-- Start DATA FOR THE TASK --

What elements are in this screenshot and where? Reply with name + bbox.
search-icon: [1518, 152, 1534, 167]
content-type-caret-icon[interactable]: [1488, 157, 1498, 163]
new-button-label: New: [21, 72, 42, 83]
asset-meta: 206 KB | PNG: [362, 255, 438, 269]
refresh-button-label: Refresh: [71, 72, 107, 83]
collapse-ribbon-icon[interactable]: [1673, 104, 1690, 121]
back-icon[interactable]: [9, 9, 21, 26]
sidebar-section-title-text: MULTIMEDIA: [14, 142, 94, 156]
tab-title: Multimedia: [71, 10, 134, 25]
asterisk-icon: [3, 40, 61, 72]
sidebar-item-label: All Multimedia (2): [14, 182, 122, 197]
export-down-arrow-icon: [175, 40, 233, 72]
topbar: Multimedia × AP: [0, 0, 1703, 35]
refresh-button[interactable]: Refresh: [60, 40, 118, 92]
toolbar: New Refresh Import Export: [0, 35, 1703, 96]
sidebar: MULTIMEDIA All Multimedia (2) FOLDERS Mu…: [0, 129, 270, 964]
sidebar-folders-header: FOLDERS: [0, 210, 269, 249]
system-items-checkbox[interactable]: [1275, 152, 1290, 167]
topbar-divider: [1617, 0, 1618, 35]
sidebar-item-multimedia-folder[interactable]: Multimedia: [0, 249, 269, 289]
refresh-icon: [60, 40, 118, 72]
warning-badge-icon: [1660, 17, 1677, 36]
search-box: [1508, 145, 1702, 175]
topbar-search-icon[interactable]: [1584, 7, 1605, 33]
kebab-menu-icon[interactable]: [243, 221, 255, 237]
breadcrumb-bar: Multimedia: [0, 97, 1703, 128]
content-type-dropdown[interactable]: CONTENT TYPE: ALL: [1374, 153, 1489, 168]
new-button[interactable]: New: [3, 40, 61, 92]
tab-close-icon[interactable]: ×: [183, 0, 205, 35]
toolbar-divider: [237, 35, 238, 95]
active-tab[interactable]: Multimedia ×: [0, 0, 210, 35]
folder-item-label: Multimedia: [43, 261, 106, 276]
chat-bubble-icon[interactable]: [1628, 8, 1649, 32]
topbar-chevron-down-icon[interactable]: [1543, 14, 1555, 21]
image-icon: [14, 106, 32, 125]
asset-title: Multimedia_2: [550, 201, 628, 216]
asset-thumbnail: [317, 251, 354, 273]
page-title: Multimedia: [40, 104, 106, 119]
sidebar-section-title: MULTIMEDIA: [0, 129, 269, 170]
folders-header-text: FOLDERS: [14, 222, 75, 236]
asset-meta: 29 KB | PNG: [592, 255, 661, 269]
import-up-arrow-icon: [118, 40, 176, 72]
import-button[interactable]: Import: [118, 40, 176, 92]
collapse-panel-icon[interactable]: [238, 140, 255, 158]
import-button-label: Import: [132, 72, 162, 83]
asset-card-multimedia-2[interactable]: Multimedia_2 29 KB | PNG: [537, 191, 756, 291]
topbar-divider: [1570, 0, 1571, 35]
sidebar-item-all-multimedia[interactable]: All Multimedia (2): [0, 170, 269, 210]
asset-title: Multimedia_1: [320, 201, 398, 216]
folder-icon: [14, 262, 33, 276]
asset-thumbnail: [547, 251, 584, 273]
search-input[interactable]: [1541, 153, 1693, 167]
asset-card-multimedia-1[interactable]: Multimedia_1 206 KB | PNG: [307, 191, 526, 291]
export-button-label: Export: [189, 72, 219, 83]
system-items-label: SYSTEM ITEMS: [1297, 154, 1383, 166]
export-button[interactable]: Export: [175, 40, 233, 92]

-- End DATA FOR THE TASK --

GOAL — Please put every line of the records above into a JSON list of strings, one string per line, leaving out any blank lines.

ANSWER TO THE EXERCISE —
[
  "What elements are in this screenshot and where? Reply with name + bbox.",
  "search-icon: [1518, 152, 1534, 167]",
  "content-type-caret-icon[interactable]: [1488, 157, 1498, 163]",
  "new-button-label: New: [21, 72, 42, 83]",
  "asset-meta: 206 KB | PNG: [362, 255, 438, 269]",
  "refresh-button-label: Refresh: [71, 72, 107, 83]",
  "collapse-ribbon-icon[interactable]: [1673, 104, 1690, 121]",
  "back-icon[interactable]: [9, 9, 21, 26]",
  "sidebar-section-title-text: MULTIMEDIA: [14, 142, 94, 156]",
  "tab-title: Multimedia: [71, 10, 134, 25]",
  "asterisk-icon: [3, 40, 61, 72]",
  "sidebar-item-label: All Multimedia (2): [14, 182, 122, 197]",
  "export-down-arrow-icon: [175, 40, 233, 72]",
  "topbar: Multimedia × AP: [0, 0, 1703, 35]",
  "refresh-button[interactable]: Refresh: [60, 40, 118, 92]",
  "toolbar: New Refresh Import Export: [0, 35, 1703, 96]",
  "sidebar: MULTIMEDIA All Multimedia (2) FOLDERS Mu…: [0, 129, 270, 964]",
  "sidebar-folders-header: FOLDERS: [0, 210, 269, 249]",
  "system-items-checkbox[interactable]: [1275, 152, 1290, 167]",
  "topbar-divider: [1617, 0, 1618, 35]",
  "sidebar-item-multimedia-folder[interactable]: Multimedia: [0, 249, 269, 289]",
  "refresh-icon: [60, 40, 118, 72]",
  "warning-badge-icon: [1660, 17, 1677, 36]",
  "search-box: [1508, 145, 1702, 175]",
  "topbar-search-icon[interactable]: [1584, 7, 1605, 33]",
  "kebab-menu-icon[interactable]: [243, 221, 255, 237]",
  "breadcrumb-bar: Multimedia: [0, 97, 1703, 128]",
  "content-type-dropdown[interactable]: CONTENT TYPE: ALL: [1374, 153, 1489, 168]",
  "new-button[interactable]: New: [3, 40, 61, 92]",
  "tab-close-icon[interactable]: ×: [183, 0, 205, 35]",
  "toolbar-divider: [237, 35, 238, 95]",
  "active-tab[interactable]: Multimedia ×: [0, 0, 210, 35]",
  "folder-item-label: Multimedia: [43, 261, 106, 276]",
  "chat-bubble-icon[interactable]: [1628, 8, 1649, 32]",
  "topbar-chevron-down-icon[interactable]: [1543, 14, 1555, 21]",
  "image-icon: [14, 106, 32, 125]",
  "asset-title: Multimedia_2: [550, 201, 628, 216]",
  "asset-thumbnail: [317, 251, 354, 273]",
  "page-title: Multimedia: [40, 104, 106, 119]",
  "sidebar-section-title: MULTIMEDIA: [0, 129, 269, 170]",
  "folders-header-text: FOLDERS: [14, 222, 75, 236]",
  "asset-meta: 29 KB | PNG: [592, 255, 661, 269]",
  "import-up-arrow-icon: [118, 40, 176, 72]",
  "import-button[interactable]: Import: [118, 40, 176, 92]",
  "collapse-panel-icon[interactable]: [238, 140, 255, 158]",
  "import-button-label: Import: [132, 72, 162, 83]",
  "asset-card-multimedia-2[interactable]: Multimedia_2 29 KB | PNG: [537, 191, 756, 291]",
  "topbar-divider: [1570, 0, 1571, 35]",
  "sidebar-item-all-multimedia[interactable]: All Multimedia (2): [0, 170, 269, 210]",
  "asset-title: Multimedia_1: [320, 201, 398, 216]",
  "folder-icon: [14, 262, 33, 276]",
  "asset-thumbnail: [547, 251, 584, 273]",
  "search-input[interactable]: [1541, 153, 1693, 167]",
  "asset-card-multimedia-1[interactable]: Multimedia_1 206 KB | PNG: [307, 191, 526, 291]",
  "export-button-label: Export: [189, 72, 219, 83]",
  "system-items-label: SYSTEM ITEMS: [1297, 154, 1383, 166]",
  "export-button[interactable]: Export: [175, 40, 233, 92]"
]